(Dataset records)
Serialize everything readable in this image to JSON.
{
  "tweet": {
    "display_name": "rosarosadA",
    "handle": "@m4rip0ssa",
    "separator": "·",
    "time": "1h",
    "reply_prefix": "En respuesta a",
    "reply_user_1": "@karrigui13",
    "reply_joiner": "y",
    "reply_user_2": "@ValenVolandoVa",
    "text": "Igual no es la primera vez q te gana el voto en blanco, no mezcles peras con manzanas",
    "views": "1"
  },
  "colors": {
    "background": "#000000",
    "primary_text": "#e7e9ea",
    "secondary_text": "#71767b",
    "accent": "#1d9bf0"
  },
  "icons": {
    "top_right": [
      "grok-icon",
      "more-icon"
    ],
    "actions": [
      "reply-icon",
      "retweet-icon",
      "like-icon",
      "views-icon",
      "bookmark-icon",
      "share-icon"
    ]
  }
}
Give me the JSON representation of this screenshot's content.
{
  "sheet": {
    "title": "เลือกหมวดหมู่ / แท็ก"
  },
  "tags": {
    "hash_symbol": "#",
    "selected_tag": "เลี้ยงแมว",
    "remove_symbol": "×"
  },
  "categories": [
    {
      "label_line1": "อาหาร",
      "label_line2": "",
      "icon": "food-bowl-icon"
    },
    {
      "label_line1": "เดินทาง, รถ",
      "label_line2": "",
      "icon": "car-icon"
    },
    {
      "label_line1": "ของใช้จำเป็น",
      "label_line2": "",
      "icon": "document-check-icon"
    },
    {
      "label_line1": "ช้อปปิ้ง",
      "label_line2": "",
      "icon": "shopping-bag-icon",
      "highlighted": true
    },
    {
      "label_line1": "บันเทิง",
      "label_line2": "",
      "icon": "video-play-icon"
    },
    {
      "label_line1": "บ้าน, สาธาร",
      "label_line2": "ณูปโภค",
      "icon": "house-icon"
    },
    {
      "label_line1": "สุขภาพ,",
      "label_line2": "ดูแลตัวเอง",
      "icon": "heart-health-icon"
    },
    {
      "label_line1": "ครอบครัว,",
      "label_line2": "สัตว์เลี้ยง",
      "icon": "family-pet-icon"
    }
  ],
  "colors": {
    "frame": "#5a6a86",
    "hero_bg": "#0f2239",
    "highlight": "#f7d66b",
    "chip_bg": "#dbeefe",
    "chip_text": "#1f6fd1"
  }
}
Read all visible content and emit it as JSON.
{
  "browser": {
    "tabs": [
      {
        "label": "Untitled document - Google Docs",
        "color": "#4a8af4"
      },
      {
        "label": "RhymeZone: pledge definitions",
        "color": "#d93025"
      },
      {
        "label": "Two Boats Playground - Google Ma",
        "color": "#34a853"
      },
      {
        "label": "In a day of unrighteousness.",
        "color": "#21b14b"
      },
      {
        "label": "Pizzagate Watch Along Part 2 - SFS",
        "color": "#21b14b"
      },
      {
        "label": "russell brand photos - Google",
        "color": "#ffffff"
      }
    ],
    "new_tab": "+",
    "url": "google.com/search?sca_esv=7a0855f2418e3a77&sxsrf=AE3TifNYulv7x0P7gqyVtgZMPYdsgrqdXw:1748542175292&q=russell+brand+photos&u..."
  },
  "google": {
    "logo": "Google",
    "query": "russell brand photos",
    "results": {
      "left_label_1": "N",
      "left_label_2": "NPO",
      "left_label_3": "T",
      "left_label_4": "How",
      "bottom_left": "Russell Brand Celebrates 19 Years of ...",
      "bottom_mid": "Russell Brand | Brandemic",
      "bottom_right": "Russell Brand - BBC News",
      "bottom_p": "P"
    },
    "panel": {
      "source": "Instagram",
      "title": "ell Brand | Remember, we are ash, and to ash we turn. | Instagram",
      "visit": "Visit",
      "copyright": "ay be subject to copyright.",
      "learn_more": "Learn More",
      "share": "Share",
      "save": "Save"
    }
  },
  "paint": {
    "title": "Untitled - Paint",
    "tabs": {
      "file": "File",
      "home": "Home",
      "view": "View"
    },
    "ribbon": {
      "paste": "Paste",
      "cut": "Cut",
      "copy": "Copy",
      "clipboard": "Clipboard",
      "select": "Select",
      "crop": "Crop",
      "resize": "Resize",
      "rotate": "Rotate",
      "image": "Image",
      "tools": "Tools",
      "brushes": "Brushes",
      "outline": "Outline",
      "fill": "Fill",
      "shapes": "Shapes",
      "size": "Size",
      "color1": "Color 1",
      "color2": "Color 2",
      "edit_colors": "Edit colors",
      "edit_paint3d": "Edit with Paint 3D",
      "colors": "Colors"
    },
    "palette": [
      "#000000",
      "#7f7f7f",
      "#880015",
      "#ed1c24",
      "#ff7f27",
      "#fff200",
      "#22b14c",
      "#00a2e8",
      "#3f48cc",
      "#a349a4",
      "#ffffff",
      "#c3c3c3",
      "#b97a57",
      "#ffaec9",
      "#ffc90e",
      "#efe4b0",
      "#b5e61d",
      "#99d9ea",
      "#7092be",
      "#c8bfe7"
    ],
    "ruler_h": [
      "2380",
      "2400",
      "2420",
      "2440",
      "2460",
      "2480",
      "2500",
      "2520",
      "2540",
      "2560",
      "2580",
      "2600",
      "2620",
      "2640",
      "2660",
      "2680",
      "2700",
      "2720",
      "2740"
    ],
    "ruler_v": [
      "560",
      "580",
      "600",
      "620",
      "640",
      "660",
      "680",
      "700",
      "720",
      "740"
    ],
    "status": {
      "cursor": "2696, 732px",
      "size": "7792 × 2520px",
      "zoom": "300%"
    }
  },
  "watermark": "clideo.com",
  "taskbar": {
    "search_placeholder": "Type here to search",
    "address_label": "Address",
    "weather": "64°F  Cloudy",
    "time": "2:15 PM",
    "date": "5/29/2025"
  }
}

TASK DESCRIPTION: Word for word, quote all of the data above.

THE ANSWER:
Serialize everything readable in this image to JSON.
{
  "tweet": {
    "display_name": "rosarosadA",
    "handle": "@m4rip0ssa",
    "separator": "·",
    "time": "1h",
    "reply_prefix": "En respuesta a",
    "reply_user_1": "@karrigui13",
    "reply_joiner": "y",
    "reply_user_2": "@ValenVolandoVa",
    "text": "Igual no es la primera vez q te gana el voto en blanco, no mezcles peras con manzanas",
    "views": "1"
  },
  "colors": {
    "background": "#000000",
    "primary_text": "#e7e9ea",
    "secondary_text": "#71767b",
    "accent": "#1d9bf0"
  },
  "icons": {
    "top_right": [
      "grok-icon",
      "more-icon"
    ],
    "actions": [
      "reply-icon",
      "retweet-icon",
      "like-icon",
      "views-icon",
      "bookmark-icon",
      "share-icon"
    ]
  }
}
Give me the JSON representation of this screenshot's content.
{
  "sheet": {
    "title": "เลือกหมวดหมู่ / แท็ก"
  },
  "tags": {
    "hash_symbol": "#",
    "selected_tag": "เลี้ยงแมว",
    "remove_symbol": "×"
  },
  "categories": [
    {
      "label_line1": "อาหาร",
      "label_line2": "",
      "icon": "food-bowl-icon"
    },
    {
      "label_line1": "เดินทาง, รถ",
      "label_line2": "",
      "icon": "car-icon"
    },
    {
      "label_line1": "ของใช้จำเป็น",
      "label_line2": "",
      "icon": "document-check-icon"
    },
    {
      "label_line1": "ช้อปปิ้ง",
      "label_line2": "",
      "icon": "shopping-bag-icon",
      "highlighted": true
    },
    {
      "label_line1": "บันเทิง",
      "label_line2": "",
      "icon": "video-play-icon"
    },
    {
      "label_line1": "บ้าน, สาธาร",
      "label_line2": "ณูปโภค",
      "icon": "house-icon"
    },
    {
      "label_line1": "สุขภาพ,",
      "label_line2": "ดูแลตัวเอง",
      "icon": "heart-health-icon"
    },
    {
      "label_line1": "ครอบครัว,",
      "label_line2": "สัตว์เลี้ยง",
      "icon": "family-pet-icon"
    }
  ],
  "colors": {
    "frame": "#5a6a86",
    "hero_bg": "#0f2239",
    "highlight": "#f7d66b",
    "chip_bg": "#dbeefe",
    "chip_text": "#1f6fd1"
  }
}
Read all visible content and emit it as JSON.
{
  "browser": {
    "tabs": [
      {
        "label": "Untitled document - Google Docs",
        "color": "#4a8af4"
      },
      {
        "label": "RhymeZone: pledge definitions",
        "color": "#d93025"
      },
      {
        "label": "Two Boats Playground - Google Ma",
        "color": "#34a853"
      },
      {
        "label": "In a day of unrighteousness.",
        "color": "#21b14b"
      },
      {
        "label": "Pizzagate Watch Along Part 2 - SFS",
        "color": "#21b14b"
      },
      {
        "label": "russell brand photos - Google",
        "color": "#ffffff"
      }
    ],
    "new_tab": "+",
    "url": "google.com/search?sca_esv=7a0855f2418e3a77&sxsrf=AE3TifNYulv7x0P7gqyVtgZMPYdsgrqdXw:1748542175292&q=russell+brand+photos&u..."
  },
  "google": {
    "logo": "Google",
    "query": "russell brand photos",
    "results": {
      "left_label_1": "N",
      "left_label_2": "NPO",
      "left_label_3": "T",
      "left_label_4": "How",
      "bottom_left": "Russell Brand Celebrates 19 Years of ...",
      "bottom_mid": "Russell Brand | Brandemic",
      "bottom_right": "Russell Brand - BBC News",
      "bottom_p": "P"
    },
    "panel": {
      "source": "Instagram",
      "title": "ell Brand | Remember, we are ash, and to ash we turn. | Instagram",
      "visit": "Visit",
      "copyright": "ay be subject to copyright.",
      "learn_more": "Learn More",
      "share": "Share",
      "save": "Save"
    }
  },
  "paint": {
    "title": "Untitled - Paint",
    "tabs": {
      "file": "File",
      "home": "Home",
      "view": "View"
    },
    "ribbon": {
      "paste": "Paste",
      "cut": "Cut",
      "copy": "Copy",
      "clipboard": "Clipboard",
      "select": "Select",
      "crop": "Crop",
      "resize": "Resize",
      "rotate": "Rotate",
      "image": "Image",
      "tools": "Tools",
      "brushes": "Brushes",
      "outline": "Outline",
      "fill": "Fill",
      "shapes": "Shapes",
      "size": "Size",
      "color1": "Color 1",
      "color2": "Color 2",
      "edit_colors": "Edit colors",
      "edit_paint3d": "Edit with Paint 3D",
      "colors": "Colors"
    },
    "palette": [
      "#000000",
      "#7f7f7f",
      "#880015",
      "#ed1c24",
      "#ff7f27",
      "#fff200",
      "#22b14c",
      "#00a2e8",
      "#3f48cc",
      "#a349a4",
      "#ffffff",
      "#c3c3c3",
      "#b97a57",
      "#ffaec9",
      "#ffc90e",
      "#efe4b0",
      "#b5e61d",
      "#99d9ea",
      "#7092be",
      "#c8bfe7"
    ],
    "ruler_h": [
      "2380",
      "2400",
      "2420",
      "2440",
      "2460",
      "2480",
      "2500",
      "2520",
      "2540",
      "2560",
      "2580",
      "2600",
      "2620",
      "2640",
      "2660",
      "2680",
      "2700",
      "2720",
      "2740"
    ],
    "ruler_v": [
      "560",
      "580",
      "600",
      "620",
      "640",
      "660",
      "680",
      "700",
      "720",
      "740"
    ],
    "status": {
      "cursor": "2696, 732px",
      "size": "7792 × 2520px",
      "zoom": "300%"
    }
  },
  "watermark": "clideo.com",
  "taskbar": {
    "search_placeholder": "Type here to search",
    "address_label": "Address",
    "weather": "64°F  Cloudy",
    "time": "2:15 PM",
    "date": "5/29/2025"
  }
}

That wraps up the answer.